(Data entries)
>>>>
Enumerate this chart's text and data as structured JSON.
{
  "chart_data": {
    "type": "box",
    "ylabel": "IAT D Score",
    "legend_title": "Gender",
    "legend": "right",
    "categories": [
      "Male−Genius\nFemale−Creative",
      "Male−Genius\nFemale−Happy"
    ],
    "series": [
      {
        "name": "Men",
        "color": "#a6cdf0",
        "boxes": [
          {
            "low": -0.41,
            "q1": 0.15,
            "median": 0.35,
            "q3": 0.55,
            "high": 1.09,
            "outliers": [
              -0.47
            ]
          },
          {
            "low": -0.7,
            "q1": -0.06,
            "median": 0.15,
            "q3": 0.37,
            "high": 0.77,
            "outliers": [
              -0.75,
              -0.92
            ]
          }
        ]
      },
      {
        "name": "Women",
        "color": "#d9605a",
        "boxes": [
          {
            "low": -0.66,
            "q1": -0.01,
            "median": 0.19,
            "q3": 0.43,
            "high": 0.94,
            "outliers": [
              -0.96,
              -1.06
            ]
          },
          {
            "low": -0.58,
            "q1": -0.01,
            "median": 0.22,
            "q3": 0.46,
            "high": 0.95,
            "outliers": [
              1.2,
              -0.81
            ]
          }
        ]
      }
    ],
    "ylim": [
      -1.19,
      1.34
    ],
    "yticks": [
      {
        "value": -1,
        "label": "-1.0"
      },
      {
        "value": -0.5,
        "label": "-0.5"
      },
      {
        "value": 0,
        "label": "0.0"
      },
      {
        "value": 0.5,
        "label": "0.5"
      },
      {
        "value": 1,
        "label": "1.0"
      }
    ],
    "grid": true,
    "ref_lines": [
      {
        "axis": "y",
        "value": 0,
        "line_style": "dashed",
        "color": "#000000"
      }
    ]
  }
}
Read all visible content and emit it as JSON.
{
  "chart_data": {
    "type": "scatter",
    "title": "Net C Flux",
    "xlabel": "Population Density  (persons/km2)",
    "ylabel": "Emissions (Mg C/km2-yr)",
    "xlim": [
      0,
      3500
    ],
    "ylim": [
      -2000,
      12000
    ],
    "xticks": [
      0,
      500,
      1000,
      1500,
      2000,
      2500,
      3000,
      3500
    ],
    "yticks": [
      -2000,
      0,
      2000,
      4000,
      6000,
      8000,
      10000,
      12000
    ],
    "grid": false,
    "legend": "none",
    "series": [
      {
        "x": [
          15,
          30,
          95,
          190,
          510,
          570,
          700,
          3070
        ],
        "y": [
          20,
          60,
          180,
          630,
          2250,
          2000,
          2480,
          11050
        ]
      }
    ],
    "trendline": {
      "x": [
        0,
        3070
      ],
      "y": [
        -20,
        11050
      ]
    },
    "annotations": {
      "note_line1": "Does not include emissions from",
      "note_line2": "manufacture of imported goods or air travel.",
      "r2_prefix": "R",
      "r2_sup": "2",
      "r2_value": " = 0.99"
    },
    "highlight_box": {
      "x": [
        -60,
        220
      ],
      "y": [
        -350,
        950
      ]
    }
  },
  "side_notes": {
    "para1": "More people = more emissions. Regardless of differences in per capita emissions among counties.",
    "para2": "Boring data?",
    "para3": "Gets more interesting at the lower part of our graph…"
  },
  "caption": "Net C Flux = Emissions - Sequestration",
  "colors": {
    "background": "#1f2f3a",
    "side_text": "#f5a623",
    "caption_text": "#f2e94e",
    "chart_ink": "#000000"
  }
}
<<<<
Copy down every line of the entries containing the word "JSON".

→ TASK RESPONSE
Enumerate this chart's text and data as structured JSON.
Read all visible content and emit it as JSON.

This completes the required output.